→ **AIM**
For each line of the data below that holds "Braking", copy the line.

→ **DATA FOR THIS EXERCISE**
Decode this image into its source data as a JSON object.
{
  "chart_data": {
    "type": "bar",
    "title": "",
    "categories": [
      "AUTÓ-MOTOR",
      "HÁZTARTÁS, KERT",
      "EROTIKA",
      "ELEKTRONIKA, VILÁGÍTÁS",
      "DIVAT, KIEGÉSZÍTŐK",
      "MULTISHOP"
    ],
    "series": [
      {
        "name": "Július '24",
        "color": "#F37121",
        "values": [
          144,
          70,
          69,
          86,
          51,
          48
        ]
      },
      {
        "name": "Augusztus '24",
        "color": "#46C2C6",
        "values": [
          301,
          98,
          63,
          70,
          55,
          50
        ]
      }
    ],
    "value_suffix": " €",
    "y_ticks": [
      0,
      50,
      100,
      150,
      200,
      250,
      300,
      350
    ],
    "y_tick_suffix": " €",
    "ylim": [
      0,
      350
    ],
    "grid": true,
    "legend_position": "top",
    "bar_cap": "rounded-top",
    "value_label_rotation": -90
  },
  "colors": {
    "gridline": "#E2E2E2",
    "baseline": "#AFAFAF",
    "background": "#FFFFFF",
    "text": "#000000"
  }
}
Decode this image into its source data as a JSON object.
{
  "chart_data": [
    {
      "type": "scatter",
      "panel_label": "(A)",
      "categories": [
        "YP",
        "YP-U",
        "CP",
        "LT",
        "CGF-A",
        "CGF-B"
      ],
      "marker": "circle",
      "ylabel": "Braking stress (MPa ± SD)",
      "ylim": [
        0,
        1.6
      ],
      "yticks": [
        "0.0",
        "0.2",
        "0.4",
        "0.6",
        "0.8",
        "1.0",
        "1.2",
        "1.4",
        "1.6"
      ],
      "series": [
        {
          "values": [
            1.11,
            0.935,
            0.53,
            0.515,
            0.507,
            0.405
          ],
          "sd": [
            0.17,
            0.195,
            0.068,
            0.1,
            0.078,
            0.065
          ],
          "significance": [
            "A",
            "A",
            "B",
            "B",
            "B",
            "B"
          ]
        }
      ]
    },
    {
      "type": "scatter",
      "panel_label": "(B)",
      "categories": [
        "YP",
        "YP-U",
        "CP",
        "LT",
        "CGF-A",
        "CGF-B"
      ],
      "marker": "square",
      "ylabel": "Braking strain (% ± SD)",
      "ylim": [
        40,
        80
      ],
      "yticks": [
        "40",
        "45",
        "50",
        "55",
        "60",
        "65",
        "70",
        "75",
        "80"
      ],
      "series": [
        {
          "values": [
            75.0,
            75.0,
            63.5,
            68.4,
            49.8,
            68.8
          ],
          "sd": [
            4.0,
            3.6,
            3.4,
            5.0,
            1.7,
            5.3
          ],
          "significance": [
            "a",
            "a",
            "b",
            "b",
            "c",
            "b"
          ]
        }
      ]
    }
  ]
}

→ **WRITTEN SOLUTION**
      "ylabel": "Braking stress (MPa ± SD)",
      "ylabel": "Braking strain (% ± SD)",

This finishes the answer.